▶ _Instructions to follow_
Output each entry exactly; skip nothing.

▶ _Stored rows_
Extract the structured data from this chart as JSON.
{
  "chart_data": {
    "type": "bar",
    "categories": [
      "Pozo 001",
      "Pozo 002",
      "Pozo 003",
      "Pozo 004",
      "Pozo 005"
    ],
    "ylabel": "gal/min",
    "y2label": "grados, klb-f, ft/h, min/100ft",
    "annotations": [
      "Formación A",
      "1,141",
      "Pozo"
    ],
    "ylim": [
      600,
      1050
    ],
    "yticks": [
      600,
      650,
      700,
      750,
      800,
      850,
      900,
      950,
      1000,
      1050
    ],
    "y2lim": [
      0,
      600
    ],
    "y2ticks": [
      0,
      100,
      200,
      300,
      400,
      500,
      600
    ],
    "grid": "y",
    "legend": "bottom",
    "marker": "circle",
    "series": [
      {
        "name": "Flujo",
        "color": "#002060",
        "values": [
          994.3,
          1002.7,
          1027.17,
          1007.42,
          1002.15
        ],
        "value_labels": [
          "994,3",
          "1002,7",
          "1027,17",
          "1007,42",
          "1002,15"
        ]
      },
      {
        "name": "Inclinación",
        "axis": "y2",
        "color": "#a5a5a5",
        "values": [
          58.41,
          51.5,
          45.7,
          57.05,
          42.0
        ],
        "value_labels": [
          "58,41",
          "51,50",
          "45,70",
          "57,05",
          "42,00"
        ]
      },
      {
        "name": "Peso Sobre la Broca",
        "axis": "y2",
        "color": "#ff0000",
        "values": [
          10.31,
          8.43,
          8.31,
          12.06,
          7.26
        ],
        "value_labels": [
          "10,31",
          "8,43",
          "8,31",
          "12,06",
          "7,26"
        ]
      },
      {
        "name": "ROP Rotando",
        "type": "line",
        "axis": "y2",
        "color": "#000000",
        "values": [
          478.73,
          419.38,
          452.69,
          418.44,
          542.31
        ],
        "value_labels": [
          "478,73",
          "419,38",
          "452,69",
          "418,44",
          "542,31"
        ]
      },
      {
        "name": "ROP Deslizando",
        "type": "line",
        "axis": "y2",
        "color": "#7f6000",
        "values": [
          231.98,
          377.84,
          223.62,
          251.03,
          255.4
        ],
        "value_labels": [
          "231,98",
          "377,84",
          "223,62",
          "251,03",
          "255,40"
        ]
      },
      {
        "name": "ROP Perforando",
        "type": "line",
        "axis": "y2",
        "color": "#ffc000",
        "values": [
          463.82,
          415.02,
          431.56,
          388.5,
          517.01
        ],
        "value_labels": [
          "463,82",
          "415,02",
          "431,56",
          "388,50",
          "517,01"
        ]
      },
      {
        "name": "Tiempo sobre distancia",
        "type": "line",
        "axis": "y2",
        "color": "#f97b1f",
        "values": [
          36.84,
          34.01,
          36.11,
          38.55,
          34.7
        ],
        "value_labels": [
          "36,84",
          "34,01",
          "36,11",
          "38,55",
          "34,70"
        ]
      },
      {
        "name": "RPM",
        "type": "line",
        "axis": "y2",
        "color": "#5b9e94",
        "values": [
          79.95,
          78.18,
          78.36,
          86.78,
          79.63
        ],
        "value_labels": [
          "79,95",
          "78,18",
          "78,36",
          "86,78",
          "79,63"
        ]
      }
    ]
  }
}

▶ _Complete answer_
Extract the structured data from this chart as JSON.
{
  "chart_data": {
    "type": "bar",
    "categories": [
      "Pozo 001",
      "Pozo 002",
      "Pozo 003",
      "Pozo 004",
      "Pozo 005"
    ],
    "ylabel": "gal/min",
    "y2label": "grados, klb-f, ft/h, min/100ft",
    "annotations": [
      "Formación A",
      "1,141",
      "Pozo"
    ],
    "ylim": [
      600,
      1050
    ],
    "yticks": [
      600,
      650,
      700,
      750,
      800,
      850,
      900,
      950,
      1000,
      1050
    ],
    "y2lim": [
      0,
      600
    ],
    "y2ticks": [
      0,
      100,
      200,
      300,
      400,
      500,
      600
    ],
    "grid": "y",
    "legend": "bottom",
    "marker": "circle",
    "series": [
      {
        "name": "Flujo",
        "color": "#002060",
        "values": [
          994.3,
          1002.7,
          1027.17,
          1007.42,
          1002.15
        ],
        "value_labels": [
          "994,3",
          "1002,7",
          "1027,17",
          "1007,42",
          "1002,15"
        ]
      },
      {
        "name": "Inclinación",
        "axis": "y2",
        "color": "#a5a5a5",
        "values": [
          58.41,
          51.5,
          45.7,
          57.05,
          42.0
        ],
        "value_labels": [
          "58,41",
          "51,50",
          "45,70",
          "57,05",
          "42,00"
        ]
      },
      {
        "name": "Peso Sobre la Broca",
        "axis": "y2",
        "color": "#ff0000",
        "values": [
          10.31,
          8.43,
          8.31,
          12.06,
          7.26
        ],
        "value_labels": [
          "10,31",
          "8,43",
          "8,31",
          "12,06",
          "7,26"
        ]
      },
      {
        "name": "ROP Rotando",
        "type": "line",
        "axis": "y2",
        "color": "#000000",
        "values": [
          478.73,
          419.38,
          452.69,
          418.44,
          542.31
        ],
        "value_labels": [
          "478,73",
          "419,38",
          "452,69",
          "418,44",
          "542,31"
        ]
      },
      {
        "name": "ROP Deslizando",
        "type": "line",
        "axis": "y2",
        "color": "#7f6000",
        "values": [
          231.98,
          377.84,
          223.62,
          251.03,
          255.4
        ],
        "value_labels": [
          "231,98",
          "377,84",
          "223,62",
          "251,03",
          "255,40"
        ]
      },
      {
        "name": "ROP Perforando",
        "type": "line",
        "axis": "y2",
        "color": "#ffc000",
        "values": [
          463.82,
          415.02,
          431.56,
          388.5,
          517.01
        ],
        "value_labels": [
          "463,82",
          "415,02",
          "431,56",
          "388,50",
          "517,01"
        ]
      },
      {
        "name": "Tiempo sobre distancia",
        "type": "line",
        "axis": "y2",
        "color": "#f97b1f",
        "values": [
          36.84,
          34.01,
          36.11,
          38.55,
          34.7
        ],
        "value_labels": [
          "36,84",
          "34,01",
          "36,11",
          "38,55",
          "34,70"
        ]
      },
      {
        "name": "RPM",
        "type": "line",
        "axis": "y2",
        "color": "#5b9e94",
        "values": [
          79.95,
          78.18,
          78.36,
          86.78,
          79.63
        ],
        "value_labels": [
          "79,95",
          "78,18",
          "78,36",
          "86,78",
          "79,63"
        ]
      }
    ]
  }
}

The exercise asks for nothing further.